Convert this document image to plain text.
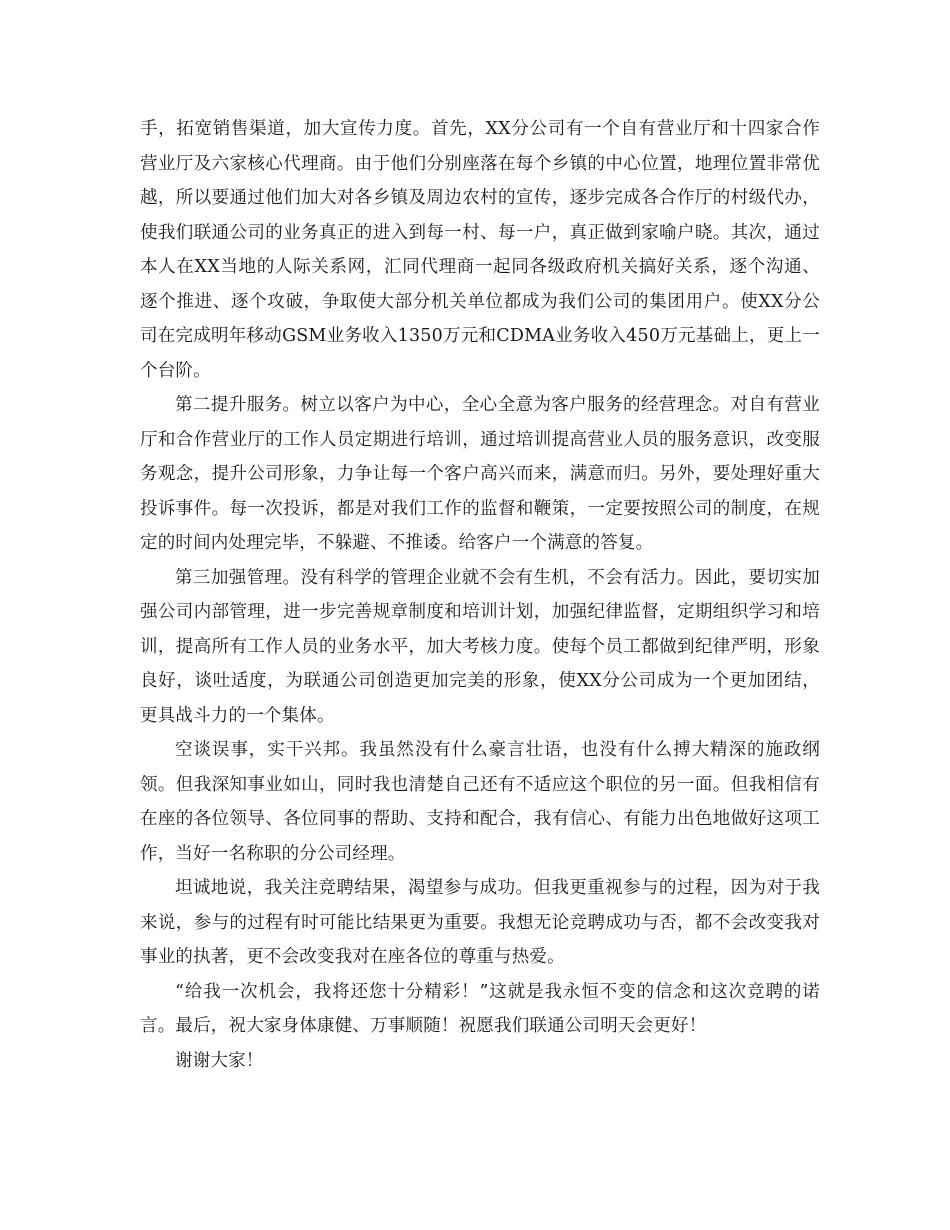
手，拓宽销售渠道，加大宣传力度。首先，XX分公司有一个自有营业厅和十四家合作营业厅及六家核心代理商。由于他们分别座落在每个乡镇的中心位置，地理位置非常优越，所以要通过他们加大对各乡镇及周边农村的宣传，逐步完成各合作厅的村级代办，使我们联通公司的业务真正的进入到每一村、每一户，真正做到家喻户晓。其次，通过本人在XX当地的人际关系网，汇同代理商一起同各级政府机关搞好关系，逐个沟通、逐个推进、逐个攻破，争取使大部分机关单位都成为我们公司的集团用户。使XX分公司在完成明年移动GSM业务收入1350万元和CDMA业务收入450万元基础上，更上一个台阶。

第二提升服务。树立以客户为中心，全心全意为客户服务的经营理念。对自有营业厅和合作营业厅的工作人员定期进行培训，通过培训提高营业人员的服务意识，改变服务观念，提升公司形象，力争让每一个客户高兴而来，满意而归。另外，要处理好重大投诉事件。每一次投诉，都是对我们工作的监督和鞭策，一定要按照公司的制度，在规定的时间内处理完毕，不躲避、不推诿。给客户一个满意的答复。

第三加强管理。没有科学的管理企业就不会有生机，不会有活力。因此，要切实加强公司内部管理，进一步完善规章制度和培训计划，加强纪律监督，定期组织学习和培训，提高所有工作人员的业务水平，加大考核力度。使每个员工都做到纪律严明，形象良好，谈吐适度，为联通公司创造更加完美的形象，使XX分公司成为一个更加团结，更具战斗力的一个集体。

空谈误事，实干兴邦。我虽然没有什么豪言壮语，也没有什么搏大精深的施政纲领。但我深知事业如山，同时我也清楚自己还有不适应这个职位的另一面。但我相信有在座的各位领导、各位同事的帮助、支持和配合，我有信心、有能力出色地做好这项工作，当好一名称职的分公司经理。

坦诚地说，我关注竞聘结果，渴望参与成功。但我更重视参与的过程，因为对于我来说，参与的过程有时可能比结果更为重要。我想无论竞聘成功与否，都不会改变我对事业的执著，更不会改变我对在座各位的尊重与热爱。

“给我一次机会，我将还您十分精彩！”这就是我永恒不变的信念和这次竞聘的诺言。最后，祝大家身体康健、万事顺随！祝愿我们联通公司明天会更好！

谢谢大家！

::::

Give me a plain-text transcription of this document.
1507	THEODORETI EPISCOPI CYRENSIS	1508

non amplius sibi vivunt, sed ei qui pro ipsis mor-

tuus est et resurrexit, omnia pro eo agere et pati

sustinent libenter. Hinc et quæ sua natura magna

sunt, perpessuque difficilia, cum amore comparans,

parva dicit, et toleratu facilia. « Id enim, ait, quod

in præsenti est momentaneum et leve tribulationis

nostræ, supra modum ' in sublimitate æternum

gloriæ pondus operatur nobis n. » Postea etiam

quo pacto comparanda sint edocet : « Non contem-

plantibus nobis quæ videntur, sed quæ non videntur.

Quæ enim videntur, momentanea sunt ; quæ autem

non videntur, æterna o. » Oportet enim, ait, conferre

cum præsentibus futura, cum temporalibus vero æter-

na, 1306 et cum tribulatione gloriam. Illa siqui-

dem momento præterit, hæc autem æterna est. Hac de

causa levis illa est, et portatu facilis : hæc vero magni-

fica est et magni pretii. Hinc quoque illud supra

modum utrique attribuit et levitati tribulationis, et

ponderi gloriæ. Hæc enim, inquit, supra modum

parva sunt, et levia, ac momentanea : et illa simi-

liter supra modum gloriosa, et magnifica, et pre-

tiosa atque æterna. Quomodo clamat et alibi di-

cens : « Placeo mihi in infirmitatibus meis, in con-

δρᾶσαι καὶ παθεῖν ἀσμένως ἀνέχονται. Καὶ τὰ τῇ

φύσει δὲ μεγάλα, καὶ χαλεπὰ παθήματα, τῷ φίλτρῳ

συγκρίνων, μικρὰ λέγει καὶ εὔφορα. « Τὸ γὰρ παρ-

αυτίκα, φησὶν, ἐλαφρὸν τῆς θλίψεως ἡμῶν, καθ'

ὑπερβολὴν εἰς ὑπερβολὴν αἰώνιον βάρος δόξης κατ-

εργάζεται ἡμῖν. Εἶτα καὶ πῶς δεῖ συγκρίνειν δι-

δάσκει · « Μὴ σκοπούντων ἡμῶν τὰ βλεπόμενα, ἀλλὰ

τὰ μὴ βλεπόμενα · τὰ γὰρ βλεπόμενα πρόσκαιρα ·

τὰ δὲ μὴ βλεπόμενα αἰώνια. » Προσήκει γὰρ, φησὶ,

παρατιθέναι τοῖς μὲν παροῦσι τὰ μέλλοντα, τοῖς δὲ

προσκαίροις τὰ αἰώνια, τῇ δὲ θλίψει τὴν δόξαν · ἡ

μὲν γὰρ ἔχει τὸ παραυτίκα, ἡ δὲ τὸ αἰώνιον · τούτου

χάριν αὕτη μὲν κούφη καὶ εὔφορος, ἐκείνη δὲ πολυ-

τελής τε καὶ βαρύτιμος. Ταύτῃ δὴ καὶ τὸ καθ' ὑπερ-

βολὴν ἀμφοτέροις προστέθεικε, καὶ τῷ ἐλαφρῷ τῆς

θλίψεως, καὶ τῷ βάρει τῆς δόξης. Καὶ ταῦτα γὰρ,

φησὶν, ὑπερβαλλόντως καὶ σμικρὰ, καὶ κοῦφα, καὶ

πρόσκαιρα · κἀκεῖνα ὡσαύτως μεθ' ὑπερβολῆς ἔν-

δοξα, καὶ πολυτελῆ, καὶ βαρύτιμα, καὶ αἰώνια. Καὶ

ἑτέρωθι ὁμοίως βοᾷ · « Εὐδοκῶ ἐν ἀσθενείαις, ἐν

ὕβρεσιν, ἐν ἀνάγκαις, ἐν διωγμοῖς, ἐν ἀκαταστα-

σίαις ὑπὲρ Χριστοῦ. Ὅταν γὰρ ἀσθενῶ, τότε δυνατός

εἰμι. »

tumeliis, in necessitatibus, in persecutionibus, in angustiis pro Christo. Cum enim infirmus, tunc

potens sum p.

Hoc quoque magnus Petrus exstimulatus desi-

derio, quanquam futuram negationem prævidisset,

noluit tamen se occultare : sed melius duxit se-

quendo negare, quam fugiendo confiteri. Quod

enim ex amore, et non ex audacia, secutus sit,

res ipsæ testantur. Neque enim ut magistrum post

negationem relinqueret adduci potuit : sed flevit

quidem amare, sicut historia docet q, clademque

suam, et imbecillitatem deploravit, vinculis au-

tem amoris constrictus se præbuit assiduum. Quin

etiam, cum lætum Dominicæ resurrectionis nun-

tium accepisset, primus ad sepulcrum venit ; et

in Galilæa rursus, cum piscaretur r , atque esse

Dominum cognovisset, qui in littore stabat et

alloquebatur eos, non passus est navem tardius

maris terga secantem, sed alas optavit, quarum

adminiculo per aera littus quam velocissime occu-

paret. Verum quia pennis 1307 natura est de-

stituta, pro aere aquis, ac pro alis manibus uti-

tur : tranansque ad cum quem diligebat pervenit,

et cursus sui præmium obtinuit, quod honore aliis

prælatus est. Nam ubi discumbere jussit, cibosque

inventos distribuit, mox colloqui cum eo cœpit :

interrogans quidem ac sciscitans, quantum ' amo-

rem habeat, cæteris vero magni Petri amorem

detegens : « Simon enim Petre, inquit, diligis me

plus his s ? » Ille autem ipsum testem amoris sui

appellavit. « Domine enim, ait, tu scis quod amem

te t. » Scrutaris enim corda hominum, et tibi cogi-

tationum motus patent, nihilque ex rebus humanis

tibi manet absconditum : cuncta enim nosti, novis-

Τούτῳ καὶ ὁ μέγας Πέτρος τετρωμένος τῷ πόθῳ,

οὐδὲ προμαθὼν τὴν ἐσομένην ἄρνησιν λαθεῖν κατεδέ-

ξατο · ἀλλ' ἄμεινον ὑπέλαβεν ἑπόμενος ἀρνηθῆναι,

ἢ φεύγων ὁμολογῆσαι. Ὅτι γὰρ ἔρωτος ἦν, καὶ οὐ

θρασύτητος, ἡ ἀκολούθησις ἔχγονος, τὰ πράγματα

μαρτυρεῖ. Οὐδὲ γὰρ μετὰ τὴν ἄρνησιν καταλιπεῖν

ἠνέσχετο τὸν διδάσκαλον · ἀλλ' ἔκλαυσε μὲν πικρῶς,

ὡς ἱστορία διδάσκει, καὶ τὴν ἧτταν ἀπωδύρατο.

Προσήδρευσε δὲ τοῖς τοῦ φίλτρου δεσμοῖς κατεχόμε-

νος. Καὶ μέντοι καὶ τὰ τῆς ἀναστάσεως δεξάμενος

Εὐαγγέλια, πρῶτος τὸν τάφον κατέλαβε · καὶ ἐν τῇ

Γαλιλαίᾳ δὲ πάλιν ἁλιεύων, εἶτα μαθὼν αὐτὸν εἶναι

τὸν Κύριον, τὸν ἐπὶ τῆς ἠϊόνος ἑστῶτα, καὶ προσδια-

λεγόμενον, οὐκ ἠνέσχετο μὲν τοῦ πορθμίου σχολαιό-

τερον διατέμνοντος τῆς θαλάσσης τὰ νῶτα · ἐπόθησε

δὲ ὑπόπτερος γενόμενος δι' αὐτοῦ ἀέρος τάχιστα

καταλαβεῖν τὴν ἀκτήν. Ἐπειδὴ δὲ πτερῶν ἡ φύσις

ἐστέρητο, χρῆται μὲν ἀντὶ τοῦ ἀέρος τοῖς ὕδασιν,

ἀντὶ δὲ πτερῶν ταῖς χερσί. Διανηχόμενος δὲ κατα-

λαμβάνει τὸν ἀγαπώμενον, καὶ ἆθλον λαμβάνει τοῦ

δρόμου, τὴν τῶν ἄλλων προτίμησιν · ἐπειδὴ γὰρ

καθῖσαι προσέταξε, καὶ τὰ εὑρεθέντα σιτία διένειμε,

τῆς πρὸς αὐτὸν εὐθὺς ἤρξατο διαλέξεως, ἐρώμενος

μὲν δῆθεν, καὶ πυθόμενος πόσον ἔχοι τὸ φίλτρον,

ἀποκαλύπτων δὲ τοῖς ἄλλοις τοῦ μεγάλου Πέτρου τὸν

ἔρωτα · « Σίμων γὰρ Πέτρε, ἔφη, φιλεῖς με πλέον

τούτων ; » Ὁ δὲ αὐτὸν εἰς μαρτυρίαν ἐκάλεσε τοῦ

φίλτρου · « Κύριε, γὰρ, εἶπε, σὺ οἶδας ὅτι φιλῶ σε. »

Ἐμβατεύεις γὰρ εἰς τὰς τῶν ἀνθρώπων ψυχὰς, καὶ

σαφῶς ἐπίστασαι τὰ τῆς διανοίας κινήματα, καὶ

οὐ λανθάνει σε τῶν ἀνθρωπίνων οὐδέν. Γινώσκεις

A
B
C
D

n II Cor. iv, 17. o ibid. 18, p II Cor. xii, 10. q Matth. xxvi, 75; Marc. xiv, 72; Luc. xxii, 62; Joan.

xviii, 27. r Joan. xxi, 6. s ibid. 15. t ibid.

::::

> WHAT TO DO: In the listing above, how many lines include the word "ἄρνησιν"? Answer with the number and nothing more.

> ANSWER TO THE EXERCISE: 2